◆ **Dataset records**:
=-=-=-=-=

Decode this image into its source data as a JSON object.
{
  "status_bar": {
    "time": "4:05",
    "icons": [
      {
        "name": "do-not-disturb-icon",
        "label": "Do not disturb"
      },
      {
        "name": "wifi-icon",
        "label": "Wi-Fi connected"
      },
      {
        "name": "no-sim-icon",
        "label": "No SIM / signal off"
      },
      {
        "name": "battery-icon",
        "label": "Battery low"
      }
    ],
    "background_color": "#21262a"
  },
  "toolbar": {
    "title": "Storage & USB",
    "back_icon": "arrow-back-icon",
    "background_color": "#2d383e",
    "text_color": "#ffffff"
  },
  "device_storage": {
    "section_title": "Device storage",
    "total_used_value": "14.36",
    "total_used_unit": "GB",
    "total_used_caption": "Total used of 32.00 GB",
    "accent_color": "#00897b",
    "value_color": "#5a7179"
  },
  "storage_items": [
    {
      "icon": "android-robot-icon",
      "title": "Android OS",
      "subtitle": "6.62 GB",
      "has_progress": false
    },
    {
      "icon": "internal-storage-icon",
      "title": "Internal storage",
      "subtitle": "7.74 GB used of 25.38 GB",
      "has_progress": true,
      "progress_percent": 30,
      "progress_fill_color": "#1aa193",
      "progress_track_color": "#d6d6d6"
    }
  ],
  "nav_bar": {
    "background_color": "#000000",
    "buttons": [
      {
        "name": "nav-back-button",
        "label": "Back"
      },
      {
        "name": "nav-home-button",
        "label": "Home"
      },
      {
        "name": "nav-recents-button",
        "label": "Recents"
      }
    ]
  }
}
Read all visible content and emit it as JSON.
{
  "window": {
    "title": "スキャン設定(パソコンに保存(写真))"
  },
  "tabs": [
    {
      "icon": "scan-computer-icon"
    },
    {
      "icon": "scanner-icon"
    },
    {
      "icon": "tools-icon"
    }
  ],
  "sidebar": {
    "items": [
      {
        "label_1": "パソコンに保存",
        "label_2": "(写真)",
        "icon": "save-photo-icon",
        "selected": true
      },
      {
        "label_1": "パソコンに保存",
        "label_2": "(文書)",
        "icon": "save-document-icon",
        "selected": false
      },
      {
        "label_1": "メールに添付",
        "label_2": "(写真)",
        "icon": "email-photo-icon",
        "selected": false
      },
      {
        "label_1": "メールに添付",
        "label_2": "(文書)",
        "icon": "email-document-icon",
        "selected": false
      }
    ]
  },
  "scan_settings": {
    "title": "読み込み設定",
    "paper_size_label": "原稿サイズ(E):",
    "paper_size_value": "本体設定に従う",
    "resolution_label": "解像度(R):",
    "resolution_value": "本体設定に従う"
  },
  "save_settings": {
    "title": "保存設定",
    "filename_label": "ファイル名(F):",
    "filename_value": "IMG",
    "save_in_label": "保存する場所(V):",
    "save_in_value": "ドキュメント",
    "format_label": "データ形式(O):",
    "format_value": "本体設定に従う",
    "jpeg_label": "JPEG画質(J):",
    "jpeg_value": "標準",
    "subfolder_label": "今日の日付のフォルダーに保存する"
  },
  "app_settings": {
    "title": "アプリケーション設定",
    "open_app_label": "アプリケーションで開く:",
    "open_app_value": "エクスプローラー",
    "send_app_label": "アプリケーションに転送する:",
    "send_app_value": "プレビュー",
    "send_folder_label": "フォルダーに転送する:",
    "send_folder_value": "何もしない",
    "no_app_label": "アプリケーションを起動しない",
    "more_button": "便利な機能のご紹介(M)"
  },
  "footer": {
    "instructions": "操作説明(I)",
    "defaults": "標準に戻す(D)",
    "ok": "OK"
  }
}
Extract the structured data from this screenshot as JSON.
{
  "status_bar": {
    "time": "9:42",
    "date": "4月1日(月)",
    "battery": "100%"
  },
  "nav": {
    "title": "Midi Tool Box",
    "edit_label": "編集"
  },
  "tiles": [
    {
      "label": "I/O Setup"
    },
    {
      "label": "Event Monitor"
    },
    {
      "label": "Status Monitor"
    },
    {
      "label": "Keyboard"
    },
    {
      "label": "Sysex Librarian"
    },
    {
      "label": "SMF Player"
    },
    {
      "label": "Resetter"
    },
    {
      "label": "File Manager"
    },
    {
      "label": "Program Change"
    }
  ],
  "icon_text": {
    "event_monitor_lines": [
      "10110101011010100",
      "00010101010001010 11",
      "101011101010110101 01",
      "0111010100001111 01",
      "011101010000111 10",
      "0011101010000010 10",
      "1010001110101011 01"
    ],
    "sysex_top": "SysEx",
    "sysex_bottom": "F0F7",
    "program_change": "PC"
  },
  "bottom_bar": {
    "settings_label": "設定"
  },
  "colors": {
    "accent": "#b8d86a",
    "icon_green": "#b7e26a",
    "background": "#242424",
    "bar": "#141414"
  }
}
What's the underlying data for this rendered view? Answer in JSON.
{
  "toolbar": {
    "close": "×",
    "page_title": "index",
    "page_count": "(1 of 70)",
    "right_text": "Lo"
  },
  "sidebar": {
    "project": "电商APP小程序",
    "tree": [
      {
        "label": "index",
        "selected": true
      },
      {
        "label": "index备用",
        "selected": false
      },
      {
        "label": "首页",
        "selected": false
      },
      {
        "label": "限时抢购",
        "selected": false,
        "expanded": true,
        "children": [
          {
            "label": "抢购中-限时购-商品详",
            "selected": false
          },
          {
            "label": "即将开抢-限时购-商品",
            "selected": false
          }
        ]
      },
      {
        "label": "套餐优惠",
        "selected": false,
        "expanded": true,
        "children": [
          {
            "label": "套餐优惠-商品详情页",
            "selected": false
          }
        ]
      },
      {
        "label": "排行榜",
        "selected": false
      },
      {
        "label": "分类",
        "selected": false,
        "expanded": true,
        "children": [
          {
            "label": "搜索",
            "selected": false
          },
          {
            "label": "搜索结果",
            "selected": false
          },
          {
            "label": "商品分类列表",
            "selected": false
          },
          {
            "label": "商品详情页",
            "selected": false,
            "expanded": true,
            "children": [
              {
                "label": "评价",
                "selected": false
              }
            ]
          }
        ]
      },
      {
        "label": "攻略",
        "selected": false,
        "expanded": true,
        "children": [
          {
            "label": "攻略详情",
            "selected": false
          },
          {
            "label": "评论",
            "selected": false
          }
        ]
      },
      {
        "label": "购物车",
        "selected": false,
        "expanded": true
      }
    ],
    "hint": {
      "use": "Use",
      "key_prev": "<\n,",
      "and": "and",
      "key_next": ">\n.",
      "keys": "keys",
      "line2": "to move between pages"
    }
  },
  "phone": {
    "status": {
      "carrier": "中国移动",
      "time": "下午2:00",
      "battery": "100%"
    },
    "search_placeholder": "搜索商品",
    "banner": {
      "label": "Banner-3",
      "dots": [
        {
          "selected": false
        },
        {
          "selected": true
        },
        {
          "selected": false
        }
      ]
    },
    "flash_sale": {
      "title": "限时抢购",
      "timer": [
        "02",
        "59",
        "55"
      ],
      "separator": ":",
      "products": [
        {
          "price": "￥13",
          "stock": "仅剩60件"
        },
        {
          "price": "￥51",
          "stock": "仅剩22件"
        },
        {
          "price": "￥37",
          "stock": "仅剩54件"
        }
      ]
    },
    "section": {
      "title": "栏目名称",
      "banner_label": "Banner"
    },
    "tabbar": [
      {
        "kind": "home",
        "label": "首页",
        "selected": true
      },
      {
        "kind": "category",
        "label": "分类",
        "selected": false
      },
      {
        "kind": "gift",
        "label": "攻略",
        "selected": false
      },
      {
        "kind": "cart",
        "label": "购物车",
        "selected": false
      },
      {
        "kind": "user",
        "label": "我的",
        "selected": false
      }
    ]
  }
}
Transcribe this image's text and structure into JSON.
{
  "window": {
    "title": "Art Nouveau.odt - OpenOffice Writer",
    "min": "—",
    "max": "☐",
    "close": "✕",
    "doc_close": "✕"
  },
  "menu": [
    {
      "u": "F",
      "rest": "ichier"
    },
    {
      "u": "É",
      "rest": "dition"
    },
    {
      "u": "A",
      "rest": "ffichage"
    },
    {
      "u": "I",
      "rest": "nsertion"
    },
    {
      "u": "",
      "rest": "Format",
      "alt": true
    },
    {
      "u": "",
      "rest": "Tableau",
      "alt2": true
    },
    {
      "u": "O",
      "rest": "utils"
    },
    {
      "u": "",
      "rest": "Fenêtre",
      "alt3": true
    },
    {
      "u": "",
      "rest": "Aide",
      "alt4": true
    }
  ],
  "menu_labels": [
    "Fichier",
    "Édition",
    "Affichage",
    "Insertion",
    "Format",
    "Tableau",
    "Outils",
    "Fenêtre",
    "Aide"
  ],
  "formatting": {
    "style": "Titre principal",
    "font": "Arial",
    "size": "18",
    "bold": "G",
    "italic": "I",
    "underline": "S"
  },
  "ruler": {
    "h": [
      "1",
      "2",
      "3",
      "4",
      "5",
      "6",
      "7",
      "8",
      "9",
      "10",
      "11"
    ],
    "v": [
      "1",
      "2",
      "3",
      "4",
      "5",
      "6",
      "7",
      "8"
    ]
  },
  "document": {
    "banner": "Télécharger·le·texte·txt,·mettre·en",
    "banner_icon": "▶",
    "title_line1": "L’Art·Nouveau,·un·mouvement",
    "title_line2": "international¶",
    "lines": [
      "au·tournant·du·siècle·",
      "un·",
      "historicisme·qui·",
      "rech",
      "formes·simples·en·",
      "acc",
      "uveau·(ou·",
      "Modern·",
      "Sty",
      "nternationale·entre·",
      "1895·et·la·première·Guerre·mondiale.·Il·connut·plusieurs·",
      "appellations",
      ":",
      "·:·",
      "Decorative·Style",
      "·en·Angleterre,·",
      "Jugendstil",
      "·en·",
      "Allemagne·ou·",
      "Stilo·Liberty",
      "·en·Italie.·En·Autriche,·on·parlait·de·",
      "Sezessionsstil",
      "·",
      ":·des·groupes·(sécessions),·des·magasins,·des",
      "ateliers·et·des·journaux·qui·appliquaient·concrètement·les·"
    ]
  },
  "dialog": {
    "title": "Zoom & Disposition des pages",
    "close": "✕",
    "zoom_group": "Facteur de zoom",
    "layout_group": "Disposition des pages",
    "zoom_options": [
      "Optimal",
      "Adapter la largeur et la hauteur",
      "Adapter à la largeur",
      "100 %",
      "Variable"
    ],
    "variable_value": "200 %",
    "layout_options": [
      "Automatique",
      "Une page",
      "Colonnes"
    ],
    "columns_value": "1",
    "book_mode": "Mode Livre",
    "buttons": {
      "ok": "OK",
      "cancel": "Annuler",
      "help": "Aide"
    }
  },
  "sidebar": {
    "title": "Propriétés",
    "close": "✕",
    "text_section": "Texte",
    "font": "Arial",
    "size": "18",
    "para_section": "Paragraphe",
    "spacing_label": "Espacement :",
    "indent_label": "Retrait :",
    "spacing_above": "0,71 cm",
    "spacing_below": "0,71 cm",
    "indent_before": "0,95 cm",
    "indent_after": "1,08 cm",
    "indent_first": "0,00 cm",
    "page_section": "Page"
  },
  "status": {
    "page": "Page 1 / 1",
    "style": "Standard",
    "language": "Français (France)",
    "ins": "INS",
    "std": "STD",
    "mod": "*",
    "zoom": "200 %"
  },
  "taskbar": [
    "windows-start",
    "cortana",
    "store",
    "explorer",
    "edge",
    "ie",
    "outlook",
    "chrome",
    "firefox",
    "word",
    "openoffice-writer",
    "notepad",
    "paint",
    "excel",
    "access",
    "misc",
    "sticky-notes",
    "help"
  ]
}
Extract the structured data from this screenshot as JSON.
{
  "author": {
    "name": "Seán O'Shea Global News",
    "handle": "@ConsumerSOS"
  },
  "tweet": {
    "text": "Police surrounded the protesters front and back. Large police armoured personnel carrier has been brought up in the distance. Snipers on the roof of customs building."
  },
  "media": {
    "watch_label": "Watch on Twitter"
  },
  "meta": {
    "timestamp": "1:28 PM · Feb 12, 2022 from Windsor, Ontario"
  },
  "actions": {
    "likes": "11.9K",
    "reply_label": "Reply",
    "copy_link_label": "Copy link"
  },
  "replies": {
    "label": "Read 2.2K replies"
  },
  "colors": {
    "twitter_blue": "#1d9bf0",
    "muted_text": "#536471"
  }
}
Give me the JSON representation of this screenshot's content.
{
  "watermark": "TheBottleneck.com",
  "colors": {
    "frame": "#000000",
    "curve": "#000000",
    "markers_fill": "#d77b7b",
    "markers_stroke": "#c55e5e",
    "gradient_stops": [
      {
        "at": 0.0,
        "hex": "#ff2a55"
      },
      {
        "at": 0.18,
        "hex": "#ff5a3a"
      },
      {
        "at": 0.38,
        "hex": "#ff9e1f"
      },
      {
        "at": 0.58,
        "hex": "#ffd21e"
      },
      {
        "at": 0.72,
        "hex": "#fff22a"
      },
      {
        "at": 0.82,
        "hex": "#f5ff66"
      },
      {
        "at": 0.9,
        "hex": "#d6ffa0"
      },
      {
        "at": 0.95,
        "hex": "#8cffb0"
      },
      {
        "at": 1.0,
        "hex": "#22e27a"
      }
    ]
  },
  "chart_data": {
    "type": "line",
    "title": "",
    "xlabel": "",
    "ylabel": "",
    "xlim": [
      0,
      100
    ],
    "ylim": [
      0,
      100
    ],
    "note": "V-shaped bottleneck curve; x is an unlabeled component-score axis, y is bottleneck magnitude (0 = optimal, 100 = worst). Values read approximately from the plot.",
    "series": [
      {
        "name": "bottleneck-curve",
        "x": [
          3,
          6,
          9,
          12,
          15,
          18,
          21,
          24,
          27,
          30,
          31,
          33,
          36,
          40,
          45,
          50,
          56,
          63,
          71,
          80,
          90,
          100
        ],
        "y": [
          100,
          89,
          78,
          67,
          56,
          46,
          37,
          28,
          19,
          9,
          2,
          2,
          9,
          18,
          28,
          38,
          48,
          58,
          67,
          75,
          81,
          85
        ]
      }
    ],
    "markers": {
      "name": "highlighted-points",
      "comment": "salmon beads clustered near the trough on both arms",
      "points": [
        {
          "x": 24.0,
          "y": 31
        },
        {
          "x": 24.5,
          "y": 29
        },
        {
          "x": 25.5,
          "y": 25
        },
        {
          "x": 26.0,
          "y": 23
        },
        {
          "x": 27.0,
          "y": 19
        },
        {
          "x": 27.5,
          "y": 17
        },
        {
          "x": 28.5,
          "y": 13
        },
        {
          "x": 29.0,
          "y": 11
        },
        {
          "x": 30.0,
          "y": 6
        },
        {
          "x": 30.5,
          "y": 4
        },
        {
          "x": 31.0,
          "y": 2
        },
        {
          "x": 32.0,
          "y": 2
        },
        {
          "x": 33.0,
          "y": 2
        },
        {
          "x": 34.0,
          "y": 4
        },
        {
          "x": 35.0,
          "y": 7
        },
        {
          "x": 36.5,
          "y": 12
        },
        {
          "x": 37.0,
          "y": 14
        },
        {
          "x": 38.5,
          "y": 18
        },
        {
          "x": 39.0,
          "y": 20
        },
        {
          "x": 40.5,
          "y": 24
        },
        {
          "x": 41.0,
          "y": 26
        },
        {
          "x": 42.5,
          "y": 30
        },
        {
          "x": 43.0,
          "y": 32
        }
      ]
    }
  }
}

=-=-=-=-=

◆ **What you should do**: From the data above, copy each line that has the string "rest".

◆ **Answer to the exercise**:
      "rest": "ichier"
      "rest": "dition"
      "rest": "ffichage"
      "rest": "nsertion"
      "rest": "Format",
      "rest": "Tableau",
      "rest": "utils"
      "rest": "Fenêtre",
      "rest": "Aide",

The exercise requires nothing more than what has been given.